(Dataset records)
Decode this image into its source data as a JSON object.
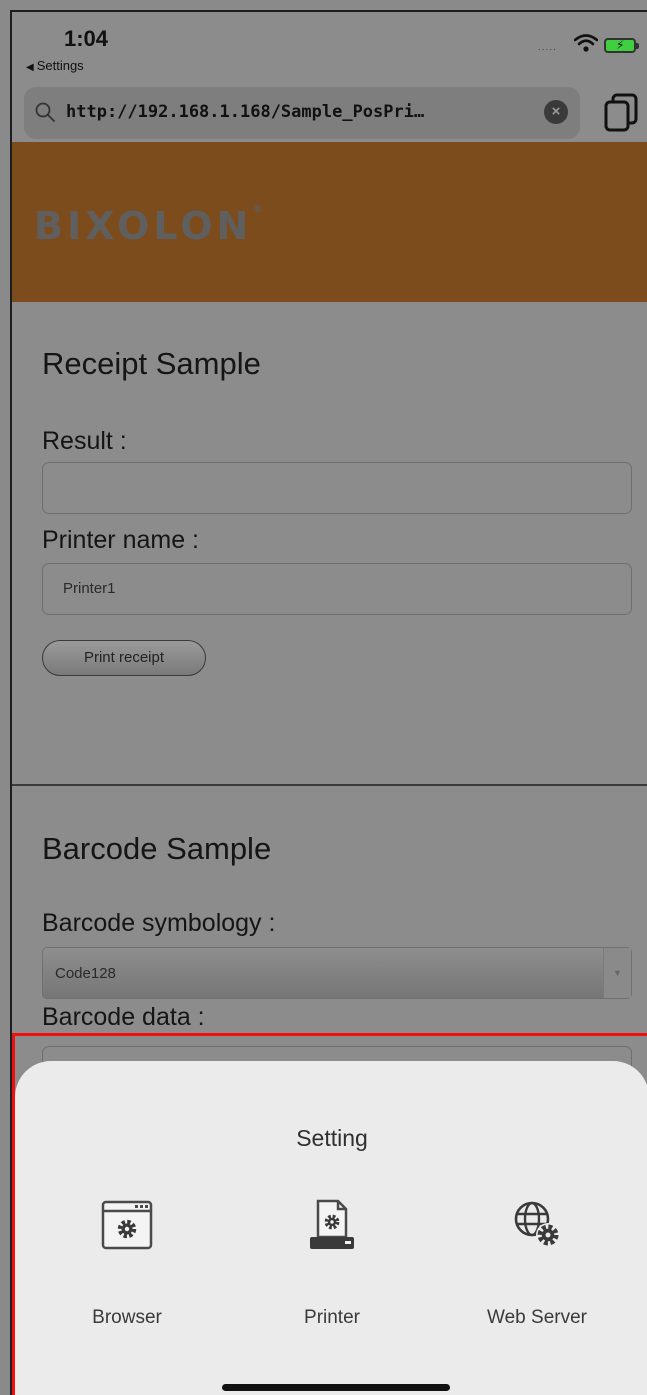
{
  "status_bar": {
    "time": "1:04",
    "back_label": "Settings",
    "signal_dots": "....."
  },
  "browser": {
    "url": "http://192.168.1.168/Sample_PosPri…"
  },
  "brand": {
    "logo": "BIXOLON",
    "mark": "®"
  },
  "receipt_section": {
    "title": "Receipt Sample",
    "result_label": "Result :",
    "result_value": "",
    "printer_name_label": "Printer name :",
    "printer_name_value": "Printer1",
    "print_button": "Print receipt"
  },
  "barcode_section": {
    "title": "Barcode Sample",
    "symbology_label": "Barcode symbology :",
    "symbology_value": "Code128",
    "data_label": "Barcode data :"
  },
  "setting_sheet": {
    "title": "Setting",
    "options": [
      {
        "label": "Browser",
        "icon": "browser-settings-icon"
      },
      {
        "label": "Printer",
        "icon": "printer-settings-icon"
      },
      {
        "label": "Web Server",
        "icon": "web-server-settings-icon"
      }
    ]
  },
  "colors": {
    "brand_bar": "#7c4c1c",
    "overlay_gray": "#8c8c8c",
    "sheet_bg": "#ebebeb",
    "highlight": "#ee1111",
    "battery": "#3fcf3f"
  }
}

Task prompt> Reproduce the material word for word. Any pictures should be left out of the copy.

Result for this exercise>
Decode this image into its source data as a JSON object.
{
  "status_bar": {
    "time": "1:04",
    "back_label": "Settings",
    "signal_dots": "....."
  },
  "browser": {
    "url": "http://192.168.1.168/Sample_PosPri…"
  },
  "brand": {
    "logo": "BIXOLON",
    "mark": "®"
  },
  "receipt_section": {
    "title": "Receipt Sample",
    "result_label": "Result :",
    "result_value": "",
    "printer_name_label": "Printer name :",
    "printer_name_value": "Printer1",
    "print_button": "Print receipt"
  },
  "barcode_section": {
    "title": "Barcode Sample",
    "symbology_label": "Barcode symbology :",
    "symbology_value": "Code128",
    "data_label": "Barcode data :"
  },
  "setting_sheet": {
    "title": "Setting",
    "options": [
      {
        "label": "Browser",
        "icon": "browser-settings-icon"
      },
      {
        "label": "Printer",
        "icon": "printer-settings-icon"
      },
      {
        "label": "Web Server",
        "icon": "web-server-settings-icon"
      }
    ]
  },
  "colors": {
    "brand_bar": "#7c4c1c",
    "overlay_gray": "#8c8c8c",
    "sheet_bg": "#ebebeb",
    "highlight": "#ee1111",
    "battery": "#3fcf3f"
  }
}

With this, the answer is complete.